(Structured figure records)
____________
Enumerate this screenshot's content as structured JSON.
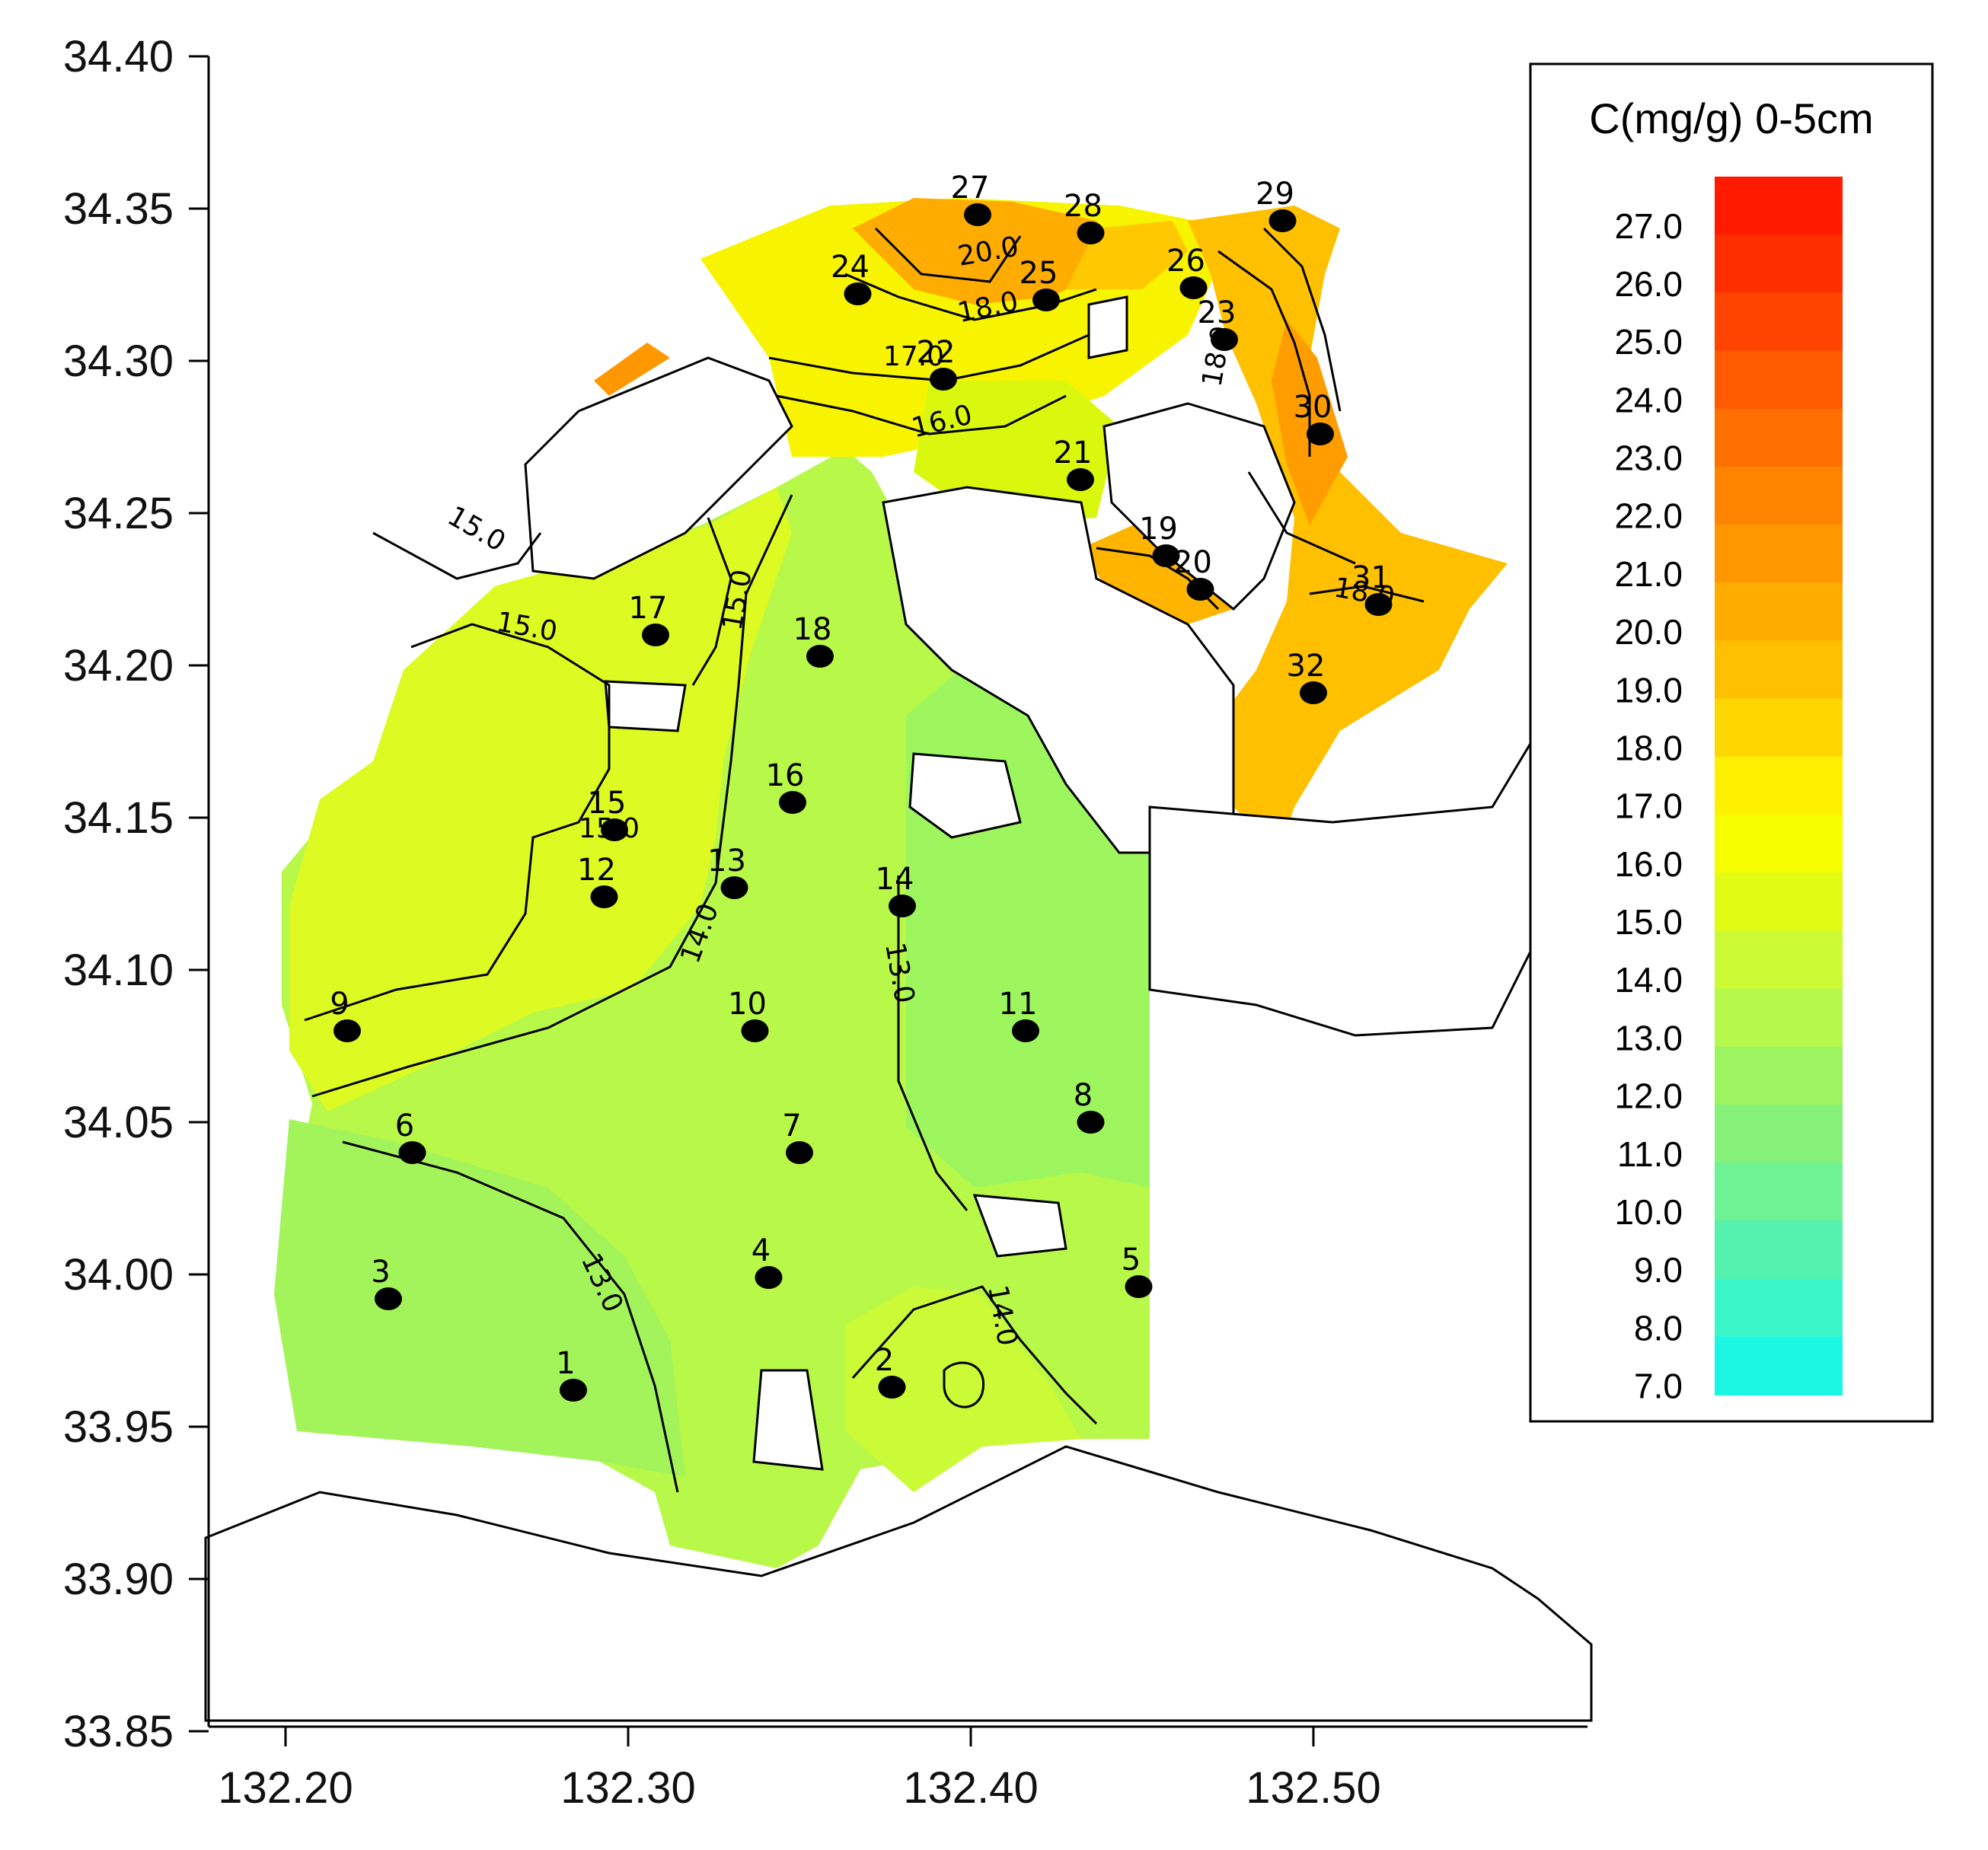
{
  "legend": {
    "title": "C(mg/g) 0-5cm",
    "levels": [
      "27.0",
      "26.0",
      "25.0",
      "24.0",
      "23.0",
      "22.0",
      "21.0",
      "20.0",
      "19.0",
      "18.0",
      "17.0",
      "16.0",
      "15.0",
      "14.0",
      "13.0",
      "12.0",
      "11.0",
      "10.0",
      "9.0",
      "8.0",
      "7.0"
    ],
    "colors": [
      "#ff1a00",
      "#ff2e00",
      "#ff4400",
      "#ff5a00",
      "#ff7000",
      "#ff8400",
      "#ff9800",
      "#ffac00",
      "#ffc000",
      "#ffd700",
      "#fff000",
      "#f6ff00",
      "#e2fb14",
      "#ccfa34",
      "#b6f84c",
      "#9cf460",
      "#86f27a",
      "#6ef294",
      "#54f2ae",
      "#3af6c8",
      "#1cf7e4"
    ]
  },
  "axes": {
    "y_ticks": [
      "34.40",
      "34.35",
      "34.30",
      "34.25",
      "34.20",
      "34.15",
      "34.10",
      "34.05",
      "34.00",
      "33.95",
      "33.90",
      "33.85"
    ],
    "x_ticks": [
      "132.20",
      "132.30",
      "132.40",
      "132.50"
    ],
    "xlim": [
      132.178,
      132.583
    ],
    "ylim": [
      33.85,
      34.4
    ]
  },
  "stations": [
    {
      "label": "1",
      "lon": 132.284,
      "lat": 33.962
    },
    {
      "label": "2",
      "lon": 132.377,
      "lat": 33.963
    },
    {
      "label": "3",
      "lon": 132.23,
      "lat": 33.992
    },
    {
      "label": "4",
      "lon": 132.341,
      "lat": 33.999
    },
    {
      "label": "5",
      "lon": 132.449,
      "lat": 33.996
    },
    {
      "label": "6",
      "lon": 132.237,
      "lat": 34.04
    },
    {
      "label": "7",
      "lon": 132.35,
      "lat": 34.04
    },
    {
      "label": "8",
      "lon": 132.435,
      "lat": 34.05
    },
    {
      "label": "9",
      "lon": 132.218,
      "lat": 34.08
    },
    {
      "label": "10",
      "lon": 132.337,
      "lat": 34.08
    },
    {
      "label": "11",
      "lon": 132.416,
      "lat": 34.08
    },
    {
      "label": "12",
      "lon": 132.293,
      "lat": 34.124
    },
    {
      "label": "13",
      "lon": 132.331,
      "lat": 34.127
    },
    {
      "label": "14",
      "lon": 132.38,
      "lat": 34.121
    },
    {
      "label": "15",
      "lon": 132.296,
      "lat": 34.146
    },
    {
      "label": "16",
      "lon": 132.348,
      "lat": 34.155
    },
    {
      "label": "17",
      "lon": 132.308,
      "lat": 34.21
    },
    {
      "label": "18",
      "lon": 132.356,
      "lat": 34.203
    },
    {
      "label": "19",
      "lon": 132.457,
      "lat": 34.236
    },
    {
      "label": "20",
      "lon": 132.467,
      "lat": 34.225
    },
    {
      "label": "21",
      "lon": 132.432,
      "lat": 34.261
    },
    {
      "label": "22",
      "lon": 132.392,
      "lat": 34.294
    },
    {
      "label": "23",
      "lon": 132.474,
      "lat": 34.307
    },
    {
      "label": "24",
      "lon": 132.367,
      "lat": 34.322
    },
    {
      "label": "25",
      "lon": 132.422,
      "lat": 34.32
    },
    {
      "label": "26",
      "lon": 132.465,
      "lat": 34.324
    },
    {
      "label": "27",
      "lon": 132.402,
      "lat": 34.348
    },
    {
      "label": "28",
      "lon": 132.435,
      "lat": 34.342
    },
    {
      "label": "29",
      "lon": 132.491,
      "lat": 34.346
    },
    {
      "label": "30",
      "lon": 132.502,
      "lat": 34.276
    },
    {
      "label": "31",
      "lon": 132.519,
      "lat": 34.22
    },
    {
      "label": "32",
      "lon": 132.5,
      "lat": 34.191
    }
  ],
  "contour_labels": [
    "20.0",
    "18.0",
    "16.0",
    "15.0",
    "15.0",
    "15.0",
    "15.0",
    "14.0",
    "14.0",
    "13.0",
    "13.0",
    "18.0",
    "18.0",
    "17.0"
  ]
}
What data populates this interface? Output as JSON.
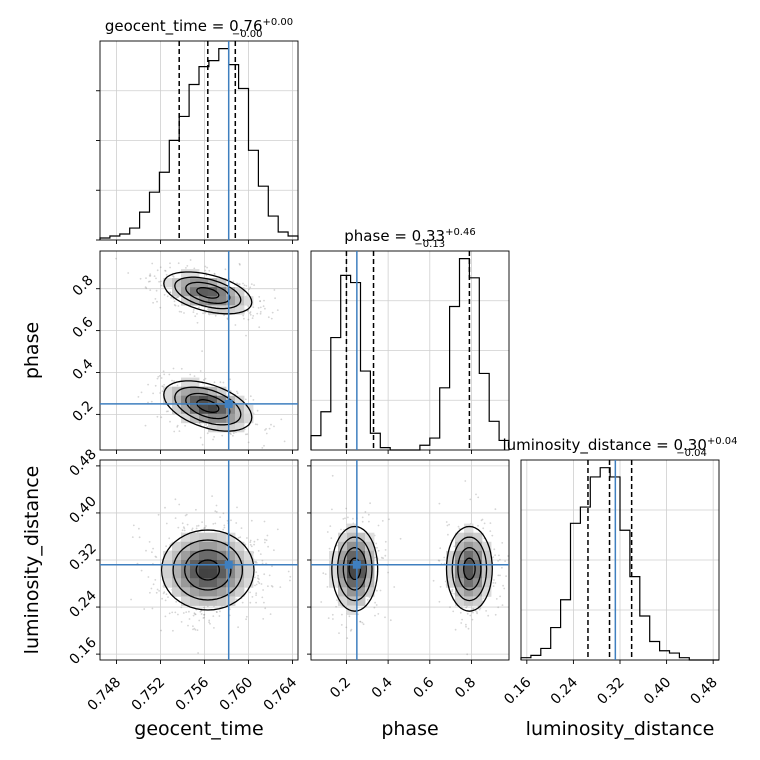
{
  "chart_data": {
    "type": "corner",
    "grid": true,
    "colors": {
      "truth": "#3f7fbf",
      "hist": "#000000",
      "quantile": "#000000",
      "density": "#3c3c3c"
    },
    "parameters": [
      {
        "name": "geocent_time",
        "title_base": "geocent_time = 0.76",
        "title_sup": "+0.00",
        "title_sub": "−0.00",
        "axis_label": "geocent_time",
        "range": [
          0.7465,
          0.7645
        ],
        "ticks": [
          0.748,
          0.752,
          0.756,
          0.76,
          0.764
        ],
        "tick_labels": [
          "0.748",
          "0.752",
          "0.756",
          "0.760",
          "0.764"
        ],
        "truth": 0.7582,
        "quantiles": [
          0.7537,
          0.7563,
          0.7588
        ],
        "hist": {
          "edges_start": 0.7465,
          "bin_width": 0.0009,
          "heights": [
            0.01,
            0.02,
            0.03,
            0.06,
            0.14,
            0.24,
            0.34,
            0.5,
            0.62,
            0.78,
            0.87,
            0.9,
            0.96,
            0.88,
            0.76,
            0.45,
            0.27,
            0.12,
            0.04,
            0.02
          ]
        }
      },
      {
        "name": "phase",
        "title_base": "phase = 0.33",
        "title_sup": "+0.46",
        "title_sub": "−0.13",
        "axis_label": "phase",
        "range": [
          0.03,
          0.98
        ],
        "ticks": [
          0.2,
          0.4,
          0.6,
          0.8
        ],
        "tick_labels": [
          "0.2",
          "0.4",
          "0.6",
          "0.8"
        ],
        "truth": 0.25,
        "quantiles": [
          0.2,
          0.33,
          0.79
        ],
        "hist": {
          "edges_start": 0.03,
          "bin_width": 0.0475,
          "heights": [
            0.06,
            0.16,
            0.47,
            0.73,
            0.7,
            0.33,
            0.07,
            0.01,
            0.0,
            0.0,
            0.0,
            0.02,
            0.05,
            0.26,
            0.6,
            0.8,
            0.72,
            0.32,
            0.12,
            0.04
          ]
        }
      },
      {
        "name": "luminosity_distance",
        "title_base": "luminosity_distance = 0.30",
        "title_sup": "+0.04",
        "title_sub": "−0.04",
        "axis_label": "luminosity_distance",
        "range": [
          0.15,
          0.49
        ],
        "ticks": [
          0.16,
          0.24,
          0.32,
          0.4,
          0.48
        ],
        "tick_labels": [
          "0.16",
          "0.24",
          "0.32",
          "0.40",
          "0.48"
        ],
        "truth": 0.312,
        "quantiles": [
          0.265,
          0.302,
          0.34
        ],
        "hist": {
          "edges_start": 0.15,
          "bin_width": 0.017,
          "heights": [
            0.01,
            0.02,
            0.05,
            0.14,
            0.26,
            0.59,
            0.66,
            0.79,
            0.83,
            0.79,
            0.56,
            0.36,
            0.19,
            0.08,
            0.04,
            0.03,
            0.01,
            0.0,
            0.0,
            0.0
          ]
        }
      }
    ],
    "pairs": [
      {
        "x": "geocent_time",
        "y": "phase",
        "y_ticks": [
          0.2,
          0.4,
          0.6,
          0.8
        ],
        "y_tick_labels": [
          "0.2",
          "0.4",
          "0.6",
          "0.8"
        ],
        "blobs": [
          {
            "cx": 0.7563,
            "cy": 0.24,
            "sx": 0.002,
            "sy": 0.06,
            "rho": -0.45,
            "weight": 1.0
          },
          {
            "cx": 0.7563,
            "cy": 0.78,
            "sx": 0.002,
            "sy": 0.05,
            "rho": -0.45,
            "weight": 0.85
          }
        ]
      },
      {
        "x": "geocent_time",
        "y": "luminosity_distance",
        "y_ticks": [
          0.16,
          0.24,
          0.32,
          0.4,
          0.48
        ],
        "y_tick_labels": [
          "0.16",
          "0.24",
          "0.32",
          "0.40",
          "0.48"
        ],
        "blobs": [
          {
            "cx": 0.7563,
            "cy": 0.303,
            "sx": 0.0021,
            "sy": 0.034,
            "rho": 0.0,
            "weight": 1.0
          }
        ]
      },
      {
        "x": "phase",
        "y": "luminosity_distance",
        "y_ticks": [
          0.16,
          0.24,
          0.32,
          0.4,
          0.48
        ],
        "y_tick_labels": [
          "0.16",
          "0.24",
          "0.32",
          "0.40",
          "0.48"
        ],
        "blobs": [
          {
            "cx": 0.24,
            "cy": 0.305,
            "sx": 0.055,
            "sy": 0.036,
            "rho": 0.0,
            "weight": 1.0
          },
          {
            "cx": 0.79,
            "cy": 0.305,
            "sx": 0.055,
            "sy": 0.036,
            "rho": 0.0,
            "weight": 0.9
          }
        ]
      }
    ]
  }
}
____________
• **Your instructions**
Work out the number of lines above that include the string "phase" and write only that number.

• **Response**
5